| Short task |
Carry on the poker leaderboard post below from the point where it stops.

| Source |
PNW Poker Leaderboard — 20 August 2019

Just a smattering of content this past couple of weeks, but it’s from all across the country! Not a huge amount of movement, though. (picture above from

Appearing for the first time on the leaderboard at #1556 is Duc Dinh of Oregon, who got to an impressive 13th place in a field of 1,800 for his first Hendon Mob recorded cash, at Talking Stick Resort’s Arizona State Championship NLHE.

Auburn’s Thomas Kornechuk qualified for the WSOP $1M GTD Global Casino Championship NLHE by winning the WSOPC Thunder Valley NLHE Main Event back in January. He came in 18th in the 129-entry field. He rises 3 places to #102.

Darren Rabinowitz was in Florida for the Seminole Hard Rock Poker Open #21 $1M GTD NLHE. He placed 13th of 385, and holds at #15 on the Leaderboard.

And it’s another big-buyin-big-win for James Romero, getting 2nd place in a deal with Stephen Song at the SHRPO #27 $500K GTD NLHE. He remains #10 after taking in his share of the 117-entry tournament.

PNW Poker Leaderboard — 07 August 2019

Not a lot of poker action over the past couple of weeks, but a conversation during last weekend’s Portland Meadows $40K GTD NLHE prompted me to take a look at the Hendon Mob Oregon, USA All-Time Money List, and I am insanely happy to announce that Annie “Hasn’t Actually Lived Here For Over a Decade” Duke is no longer the top player on the list.

That honor belongs—and will likely remain with for a long time—to Seth Davies, whose 8th-place finish in the WSOP #90 NLHE High Roller pushed him into the top slot by about the amount of his  profit in the $50K buyin event. He should retain that position for a while, considering how active he is in high roller events. The next player likely to surpass Duke is the Oregon #3 player, James Romero, but he’s still about $700K back. He hasn’t been as active in high roller events (at least not cashing in them), so it could be a little while. His WSOP bio lists his residence as Las Vegas, unlike Davies, who claims Bend on Hendon Mob and WSOP.

Fourth place is held by Esther Taylor, who hasn’t been here since at least 2011. Her Hendon Mob profile list residence in Pennsylvania but born in Portland.

Climbing on her spot are Max Young and Carter Gill. Young has been out on the circuit; all of Gill’s cashes this year were in events at Chinook Winds and Wildhorse, and he was at my table on Saturday at Portland Meadows.

| Given material |
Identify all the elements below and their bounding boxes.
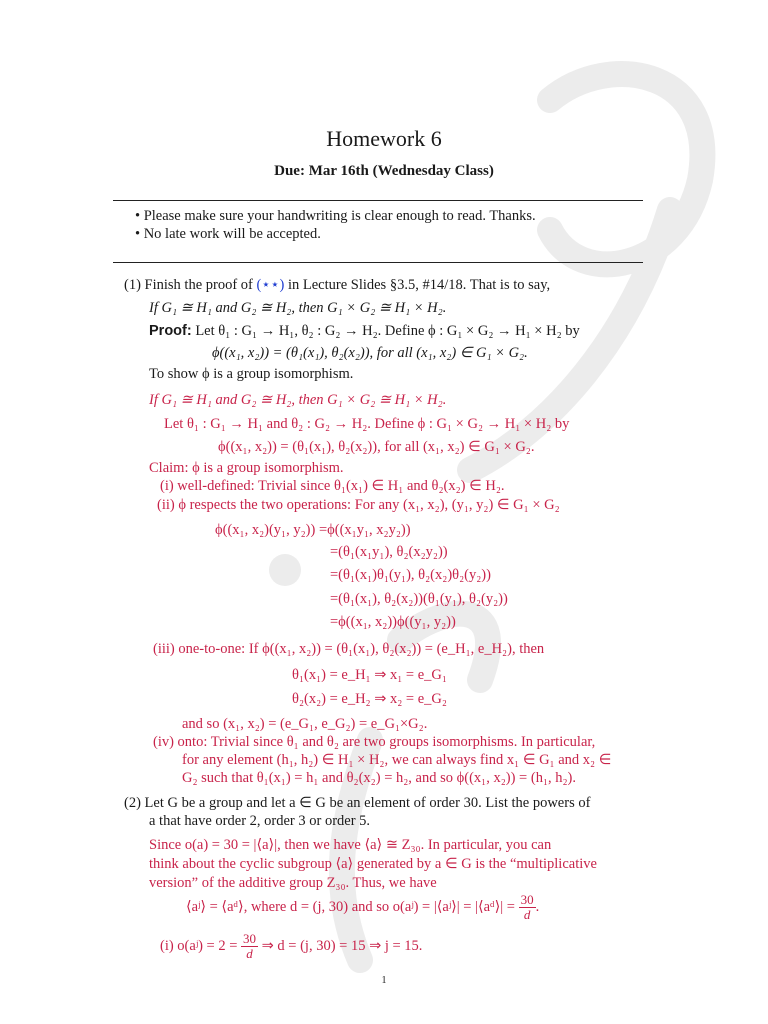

| Exercise answer |
So the future for the actual Oregon players—the ones who might bring some of their winnings back to the state to play—taking over the top spots on the leaderboard is looking brisht.

We’ve seen some late results come in from months-old events the past few episodes, this time there’s a result that looks like it might be because of a change of residence. Jason Cohen is from somewhere in Washington, his bio doesn’t specify, but back in April, he took 2nd place in the Card Player Poker Tour NLHE Quantum with 728 entries, at Ocean’s Eleven Casino outside San Diego. It’s his second recorded cash, and he bumps up to #858 on the PNW Poler Leaderboard.

Dylan Wilkerson also picked up a 2nd place in the 442-entry WSOPC Cherokee #4 $100K GTD NLHE. He’s staying at #11 on the Leaderboard.

PNW Poker Leaderboard — 23 July 2019

Only four results make the cut this edition, as outlying series in Vegas don’t tend to report as promptly as the WSOP. Plus, there were a few events that wound up after the WSOP Main Event.

Chad Wassmuth was one of two PNW players at the final table of the Wynn Summer Classic $100K GTD NLHE tournament held on 8 July. He took 3rd place; enough to edge him up from #43 to #42 on the Leaderboard. The winner of that same event was Maxwell Young (still #20). There were 455 entries in the tournament, and the prize pool was more than double the guarantee.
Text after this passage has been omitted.